**Task requirements**
Find every line below that contains the word "Deviation" and copy it out.

═════ Information shown

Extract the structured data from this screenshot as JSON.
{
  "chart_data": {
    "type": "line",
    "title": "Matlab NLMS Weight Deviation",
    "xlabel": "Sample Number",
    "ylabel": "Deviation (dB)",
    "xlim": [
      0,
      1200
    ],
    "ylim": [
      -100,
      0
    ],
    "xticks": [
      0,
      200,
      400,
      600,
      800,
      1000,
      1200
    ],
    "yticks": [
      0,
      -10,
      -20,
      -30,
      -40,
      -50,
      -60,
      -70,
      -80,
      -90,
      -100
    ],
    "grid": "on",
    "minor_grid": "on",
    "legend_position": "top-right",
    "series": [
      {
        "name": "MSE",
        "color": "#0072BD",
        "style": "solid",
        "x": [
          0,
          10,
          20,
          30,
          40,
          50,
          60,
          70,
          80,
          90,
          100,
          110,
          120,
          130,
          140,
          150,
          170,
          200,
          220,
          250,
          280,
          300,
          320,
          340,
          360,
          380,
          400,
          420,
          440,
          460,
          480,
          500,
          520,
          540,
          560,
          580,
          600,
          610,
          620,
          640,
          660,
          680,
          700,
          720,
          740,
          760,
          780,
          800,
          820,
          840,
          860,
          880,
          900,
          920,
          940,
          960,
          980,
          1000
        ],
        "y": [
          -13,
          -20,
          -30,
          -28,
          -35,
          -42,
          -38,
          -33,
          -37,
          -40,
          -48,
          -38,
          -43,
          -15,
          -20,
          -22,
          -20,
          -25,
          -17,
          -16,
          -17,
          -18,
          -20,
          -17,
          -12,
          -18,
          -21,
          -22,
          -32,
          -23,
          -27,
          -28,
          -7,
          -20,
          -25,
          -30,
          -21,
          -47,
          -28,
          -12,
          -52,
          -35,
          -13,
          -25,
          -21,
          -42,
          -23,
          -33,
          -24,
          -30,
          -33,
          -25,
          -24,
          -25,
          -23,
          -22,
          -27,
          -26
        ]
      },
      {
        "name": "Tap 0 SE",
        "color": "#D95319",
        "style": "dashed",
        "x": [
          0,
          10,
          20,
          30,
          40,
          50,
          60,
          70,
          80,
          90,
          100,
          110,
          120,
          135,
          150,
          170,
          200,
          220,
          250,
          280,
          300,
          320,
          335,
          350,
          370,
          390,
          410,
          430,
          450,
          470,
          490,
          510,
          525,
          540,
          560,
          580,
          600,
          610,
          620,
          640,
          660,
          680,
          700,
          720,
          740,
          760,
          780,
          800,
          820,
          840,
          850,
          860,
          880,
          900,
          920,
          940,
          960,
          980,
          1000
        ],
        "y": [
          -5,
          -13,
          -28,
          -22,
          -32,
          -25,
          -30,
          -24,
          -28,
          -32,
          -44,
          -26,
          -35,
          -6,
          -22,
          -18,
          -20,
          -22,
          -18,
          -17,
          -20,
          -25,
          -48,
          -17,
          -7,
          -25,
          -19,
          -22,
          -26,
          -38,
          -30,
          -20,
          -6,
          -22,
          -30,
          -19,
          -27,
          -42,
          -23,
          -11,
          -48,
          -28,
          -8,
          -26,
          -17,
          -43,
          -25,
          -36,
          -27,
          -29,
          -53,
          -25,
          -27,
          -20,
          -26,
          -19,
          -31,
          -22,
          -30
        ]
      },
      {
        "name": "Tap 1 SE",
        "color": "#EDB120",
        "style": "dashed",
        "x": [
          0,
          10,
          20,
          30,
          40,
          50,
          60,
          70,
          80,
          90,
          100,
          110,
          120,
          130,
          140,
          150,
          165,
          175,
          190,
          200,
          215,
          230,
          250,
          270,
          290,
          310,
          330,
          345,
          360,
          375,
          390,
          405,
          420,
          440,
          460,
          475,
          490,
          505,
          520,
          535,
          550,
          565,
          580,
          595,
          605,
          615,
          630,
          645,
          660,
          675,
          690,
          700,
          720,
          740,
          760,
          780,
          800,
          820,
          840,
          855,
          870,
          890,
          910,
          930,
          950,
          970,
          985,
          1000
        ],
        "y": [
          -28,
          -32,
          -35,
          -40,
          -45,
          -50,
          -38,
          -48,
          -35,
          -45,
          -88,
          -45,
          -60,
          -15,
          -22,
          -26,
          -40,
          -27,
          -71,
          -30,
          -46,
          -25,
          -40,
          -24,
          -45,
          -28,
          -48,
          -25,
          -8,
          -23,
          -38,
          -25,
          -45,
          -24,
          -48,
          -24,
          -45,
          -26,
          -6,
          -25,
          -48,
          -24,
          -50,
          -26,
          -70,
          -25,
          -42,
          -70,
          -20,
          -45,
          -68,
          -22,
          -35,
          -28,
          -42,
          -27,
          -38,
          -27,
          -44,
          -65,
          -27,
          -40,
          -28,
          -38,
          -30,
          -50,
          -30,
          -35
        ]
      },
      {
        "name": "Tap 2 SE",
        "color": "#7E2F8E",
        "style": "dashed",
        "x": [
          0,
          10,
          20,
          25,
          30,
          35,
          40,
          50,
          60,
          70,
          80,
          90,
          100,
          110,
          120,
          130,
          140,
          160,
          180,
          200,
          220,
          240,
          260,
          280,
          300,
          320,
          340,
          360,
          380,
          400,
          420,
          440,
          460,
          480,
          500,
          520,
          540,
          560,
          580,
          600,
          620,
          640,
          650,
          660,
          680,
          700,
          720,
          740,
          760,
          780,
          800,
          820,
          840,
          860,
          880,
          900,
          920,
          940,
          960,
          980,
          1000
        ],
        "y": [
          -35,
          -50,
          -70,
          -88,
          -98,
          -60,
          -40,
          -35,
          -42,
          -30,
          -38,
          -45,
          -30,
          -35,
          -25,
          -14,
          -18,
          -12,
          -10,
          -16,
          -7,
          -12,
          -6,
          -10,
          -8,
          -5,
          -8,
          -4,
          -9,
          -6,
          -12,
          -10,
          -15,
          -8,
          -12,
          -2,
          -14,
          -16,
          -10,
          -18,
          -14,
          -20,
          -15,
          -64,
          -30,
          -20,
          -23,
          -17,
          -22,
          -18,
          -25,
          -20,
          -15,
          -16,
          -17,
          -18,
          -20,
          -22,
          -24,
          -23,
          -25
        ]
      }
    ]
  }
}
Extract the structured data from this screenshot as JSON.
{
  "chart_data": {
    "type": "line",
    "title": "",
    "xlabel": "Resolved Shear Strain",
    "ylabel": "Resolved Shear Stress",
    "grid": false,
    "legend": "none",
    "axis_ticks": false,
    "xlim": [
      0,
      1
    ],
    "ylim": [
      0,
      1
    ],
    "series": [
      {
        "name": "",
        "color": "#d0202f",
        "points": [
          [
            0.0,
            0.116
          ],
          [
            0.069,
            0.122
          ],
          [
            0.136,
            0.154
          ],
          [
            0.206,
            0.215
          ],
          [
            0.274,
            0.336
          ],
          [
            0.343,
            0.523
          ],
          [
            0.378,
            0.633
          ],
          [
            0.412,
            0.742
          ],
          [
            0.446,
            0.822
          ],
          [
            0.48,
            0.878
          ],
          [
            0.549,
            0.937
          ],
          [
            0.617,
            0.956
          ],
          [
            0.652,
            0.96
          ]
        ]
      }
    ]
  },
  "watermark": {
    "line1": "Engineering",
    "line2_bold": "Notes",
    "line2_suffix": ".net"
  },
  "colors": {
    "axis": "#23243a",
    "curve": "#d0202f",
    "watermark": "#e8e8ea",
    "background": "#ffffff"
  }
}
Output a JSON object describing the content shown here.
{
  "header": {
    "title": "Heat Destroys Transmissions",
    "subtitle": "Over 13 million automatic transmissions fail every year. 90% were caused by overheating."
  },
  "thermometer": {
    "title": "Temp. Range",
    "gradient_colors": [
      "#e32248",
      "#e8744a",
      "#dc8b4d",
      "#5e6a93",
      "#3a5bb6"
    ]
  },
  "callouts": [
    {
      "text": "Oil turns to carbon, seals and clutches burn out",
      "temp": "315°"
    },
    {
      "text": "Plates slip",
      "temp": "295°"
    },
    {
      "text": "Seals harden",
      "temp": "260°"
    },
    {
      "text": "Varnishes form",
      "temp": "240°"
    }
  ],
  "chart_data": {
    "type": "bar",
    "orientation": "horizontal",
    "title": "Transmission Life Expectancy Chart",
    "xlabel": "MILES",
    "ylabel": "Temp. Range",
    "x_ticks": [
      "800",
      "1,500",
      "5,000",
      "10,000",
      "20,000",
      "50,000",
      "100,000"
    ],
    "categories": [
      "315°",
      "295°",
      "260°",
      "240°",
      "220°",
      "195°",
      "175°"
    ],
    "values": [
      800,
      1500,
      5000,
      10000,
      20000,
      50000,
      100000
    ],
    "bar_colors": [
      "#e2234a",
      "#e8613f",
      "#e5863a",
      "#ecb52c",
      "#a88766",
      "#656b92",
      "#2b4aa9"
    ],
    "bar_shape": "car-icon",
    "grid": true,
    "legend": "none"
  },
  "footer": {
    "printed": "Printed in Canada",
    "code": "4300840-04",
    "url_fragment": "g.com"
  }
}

══════════

**Correct answer**
    "title": "Matlab NLMS Weight Deviation",
    "ylabel": "Deviation (dB)",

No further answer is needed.